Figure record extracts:
** Start **

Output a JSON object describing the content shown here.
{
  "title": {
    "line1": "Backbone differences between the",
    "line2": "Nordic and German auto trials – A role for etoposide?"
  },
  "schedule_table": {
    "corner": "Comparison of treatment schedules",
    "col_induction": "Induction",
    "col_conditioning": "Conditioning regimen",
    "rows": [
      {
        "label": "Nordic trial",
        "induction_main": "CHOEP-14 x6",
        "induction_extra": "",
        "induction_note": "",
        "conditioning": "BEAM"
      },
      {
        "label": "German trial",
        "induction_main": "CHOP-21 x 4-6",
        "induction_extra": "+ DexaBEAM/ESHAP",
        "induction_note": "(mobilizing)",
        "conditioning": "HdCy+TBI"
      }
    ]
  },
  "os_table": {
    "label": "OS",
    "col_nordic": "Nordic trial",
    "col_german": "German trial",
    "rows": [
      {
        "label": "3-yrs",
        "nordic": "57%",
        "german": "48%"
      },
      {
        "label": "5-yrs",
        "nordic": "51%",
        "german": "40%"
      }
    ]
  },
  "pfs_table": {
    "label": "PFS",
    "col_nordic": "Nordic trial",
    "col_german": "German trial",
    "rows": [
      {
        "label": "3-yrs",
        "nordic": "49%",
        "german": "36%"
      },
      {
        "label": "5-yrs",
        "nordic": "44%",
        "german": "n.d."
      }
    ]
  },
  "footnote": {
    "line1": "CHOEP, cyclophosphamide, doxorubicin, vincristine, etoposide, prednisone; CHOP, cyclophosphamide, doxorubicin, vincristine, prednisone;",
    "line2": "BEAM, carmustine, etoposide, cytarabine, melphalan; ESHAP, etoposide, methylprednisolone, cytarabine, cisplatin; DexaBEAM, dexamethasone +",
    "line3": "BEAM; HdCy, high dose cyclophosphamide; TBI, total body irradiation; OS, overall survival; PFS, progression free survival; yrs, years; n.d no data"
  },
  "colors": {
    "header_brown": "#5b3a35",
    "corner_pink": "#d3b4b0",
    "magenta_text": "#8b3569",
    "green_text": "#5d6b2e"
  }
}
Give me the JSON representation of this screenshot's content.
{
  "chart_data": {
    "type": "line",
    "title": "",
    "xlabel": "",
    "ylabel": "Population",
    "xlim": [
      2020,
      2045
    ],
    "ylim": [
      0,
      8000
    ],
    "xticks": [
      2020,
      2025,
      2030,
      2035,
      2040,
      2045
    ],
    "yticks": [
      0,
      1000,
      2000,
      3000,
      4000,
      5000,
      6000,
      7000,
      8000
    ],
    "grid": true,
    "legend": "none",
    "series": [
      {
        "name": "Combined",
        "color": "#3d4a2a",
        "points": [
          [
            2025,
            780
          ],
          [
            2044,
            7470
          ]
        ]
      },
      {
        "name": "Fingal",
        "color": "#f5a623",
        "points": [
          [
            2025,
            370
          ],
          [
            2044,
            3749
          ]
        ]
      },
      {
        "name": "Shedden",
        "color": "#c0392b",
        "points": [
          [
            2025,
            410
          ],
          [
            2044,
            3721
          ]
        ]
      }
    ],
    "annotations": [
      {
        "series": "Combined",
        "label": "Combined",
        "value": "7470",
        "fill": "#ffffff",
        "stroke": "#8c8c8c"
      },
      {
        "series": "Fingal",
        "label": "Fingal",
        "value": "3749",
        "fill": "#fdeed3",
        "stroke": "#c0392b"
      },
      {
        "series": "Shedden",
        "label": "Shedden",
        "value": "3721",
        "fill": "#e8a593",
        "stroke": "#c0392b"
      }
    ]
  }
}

** End **

PROBLEM DESCRIPTION:
Gather each line of the records holding the string "CHOEP".

RIGHT ANSWER:
        "induction_main": "CHOEP-14 x6",
    "line1": "CHOEP, cyclophosphamide, doxorubicin, vincristine, etoposide, prednisone; CHOP, cyclophosphamide, doxorubicin, vincristine, prednisone;",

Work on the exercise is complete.